Given instruction - Output the data that follows exactly, line for line.

Lines of data -
:::

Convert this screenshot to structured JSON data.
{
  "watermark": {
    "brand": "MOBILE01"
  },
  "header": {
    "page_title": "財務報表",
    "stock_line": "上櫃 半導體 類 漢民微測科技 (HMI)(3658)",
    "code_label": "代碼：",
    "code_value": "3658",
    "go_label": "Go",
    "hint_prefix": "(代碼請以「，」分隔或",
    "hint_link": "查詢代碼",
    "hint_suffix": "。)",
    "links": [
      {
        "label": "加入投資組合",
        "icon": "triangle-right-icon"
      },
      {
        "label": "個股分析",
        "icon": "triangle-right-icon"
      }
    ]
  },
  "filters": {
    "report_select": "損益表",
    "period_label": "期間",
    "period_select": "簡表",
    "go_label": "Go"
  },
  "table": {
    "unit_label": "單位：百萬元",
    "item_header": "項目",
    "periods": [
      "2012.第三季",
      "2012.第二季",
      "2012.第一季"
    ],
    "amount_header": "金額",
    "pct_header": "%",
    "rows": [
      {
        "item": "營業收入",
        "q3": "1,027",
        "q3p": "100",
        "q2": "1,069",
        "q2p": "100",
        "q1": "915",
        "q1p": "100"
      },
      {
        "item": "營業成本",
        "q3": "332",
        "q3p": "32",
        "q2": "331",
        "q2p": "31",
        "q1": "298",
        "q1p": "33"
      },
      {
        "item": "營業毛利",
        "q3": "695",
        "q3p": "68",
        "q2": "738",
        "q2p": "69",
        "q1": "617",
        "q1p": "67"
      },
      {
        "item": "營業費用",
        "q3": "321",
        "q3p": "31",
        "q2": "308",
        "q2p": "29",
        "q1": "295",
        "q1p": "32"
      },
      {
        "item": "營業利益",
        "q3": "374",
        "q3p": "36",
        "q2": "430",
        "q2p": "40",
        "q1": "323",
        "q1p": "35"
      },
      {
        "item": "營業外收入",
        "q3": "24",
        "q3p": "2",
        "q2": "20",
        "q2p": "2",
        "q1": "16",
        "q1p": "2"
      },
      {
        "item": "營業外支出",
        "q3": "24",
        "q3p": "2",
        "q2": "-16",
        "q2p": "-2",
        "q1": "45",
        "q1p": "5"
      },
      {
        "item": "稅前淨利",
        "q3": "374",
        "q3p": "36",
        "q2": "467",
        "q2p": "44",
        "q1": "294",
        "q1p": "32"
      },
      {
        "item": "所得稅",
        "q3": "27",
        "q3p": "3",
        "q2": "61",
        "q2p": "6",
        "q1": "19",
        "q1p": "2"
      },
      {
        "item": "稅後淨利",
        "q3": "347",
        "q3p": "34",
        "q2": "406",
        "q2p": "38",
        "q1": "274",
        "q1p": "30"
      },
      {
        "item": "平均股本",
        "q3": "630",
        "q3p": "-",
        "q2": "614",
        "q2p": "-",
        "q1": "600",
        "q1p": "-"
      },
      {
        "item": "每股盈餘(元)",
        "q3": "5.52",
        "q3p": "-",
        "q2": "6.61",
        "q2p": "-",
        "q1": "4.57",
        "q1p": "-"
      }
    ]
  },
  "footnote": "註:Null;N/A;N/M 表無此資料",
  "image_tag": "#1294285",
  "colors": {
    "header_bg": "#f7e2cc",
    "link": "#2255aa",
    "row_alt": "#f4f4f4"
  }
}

:::

Answer to this task -
Convert this screenshot to structured JSON data.
{
  "watermark": {
    "brand": "MOBILE01"
  },
  "header": {
    "page_title": "財務報表",
    "stock_line": "上櫃 半導體 類 漢民微測科技 (HMI)(3658)",
    "code_label": "代碼：",
    "code_value": "3658",
    "go_label": "Go",
    "hint_prefix": "(代碼請以「，」分隔或",
    "hint_link": "查詢代碼",
    "hint_suffix": "。)",
    "links": [
      {
        "label": "加入投資組合",
        "icon": "triangle-right-icon"
      },
      {
        "label": "個股分析",
        "icon": "triangle-right-icon"
      }
    ]
  },
  "filters": {
    "report_select": "損益表",
    "period_label": "期間",
    "period_select": "簡表",
    "go_label": "Go"
  },
  "table": {
    "unit_label": "單位：百萬元",
    "item_header": "項目",
    "periods": [
      "2012.第三季",
      "2012.第二季",
      "2012.第一季"
    ],
    "amount_header": "金額",
    "pct_header": "%",
    "rows": [
      {
        "item": "營業收入",
        "q3": "1,027",
        "q3p": "100",
        "q2": "1,069",
        "q2p": "100",
        "q1": "915",
        "q1p": "100"
      },
      {
        "item": "營業成本",
        "q3": "332",
        "q3p": "32",
        "q2": "331",
        "q2p": "31",
        "q1": "298",
        "q1p": "33"
      },
      {
        "item": "營業毛利",
        "q3": "695",
        "q3p": "68",
        "q2": "738",
        "q2p": "69",
        "q1": "617",
        "q1p": "67"
      },
      {
        "item": "營業費用",
        "q3": "321",
        "q3p": "31",
        "q2": "308",
        "q2p": "29",
        "q1": "295",
        "q1p": "32"
      },
      {
        "item": "營業利益",
        "q3": "374",
        "q3p": "36",
        "q2": "430",
        "q2p": "40",
        "q1": "323",
        "q1p": "35"
      },
      {
        "item": "營業外收入",
        "q3": "24",
        "q3p": "2",
        "q2": "20",
        "q2p": "2",
        "q1": "16",
        "q1p": "2"
      },
      {
        "item": "營業外支出",
        "q3": "24",
        "q3p": "2",
        "q2": "-16",
        "q2p": "-2",
        "q1": "45",
        "q1p": "5"
      },
      {
        "item": "稅前淨利",
        "q3": "374",
        "q3p": "36",
        "q2": "467",
        "q2p": "44",
        "q1": "294",
        "q1p": "32"
      },
      {
        "item": "所得稅",
        "q3": "27",
        "q3p": "3",
        "q2": "61",
        "q2p": "6",
        "q1": "19",
        "q1p": "2"
      },
      {
        "item": "稅後淨利",
        "q3": "347",
        "q3p": "34",
        "q2": "406",
        "q2p": "38",
        "q1": "274",
        "q1p": "30"
      },
      {
        "item": "平均股本",
        "q3": "630",
        "q3p": "-",
        "q2": "614",
        "q2p": "-",
        "q1": "600",
        "q1p": "-"
      },
      {
        "item": "每股盈餘(元)",
        "q3": "5.52",
        "q3p": "-",
        "q2": "6.61",
        "q2p": "-",
        "q1": "4.57",
        "q1p": "-"
      }
    ]
  },
  "footnote": "註:Null;N/A;N/M 表無此資料",
  "image_tag": "#1294285",
  "colors": {
    "header_bg": "#f7e2cc",
    "link": "#2255aa",
    "row_alt": "#f4f4f4"
  }
}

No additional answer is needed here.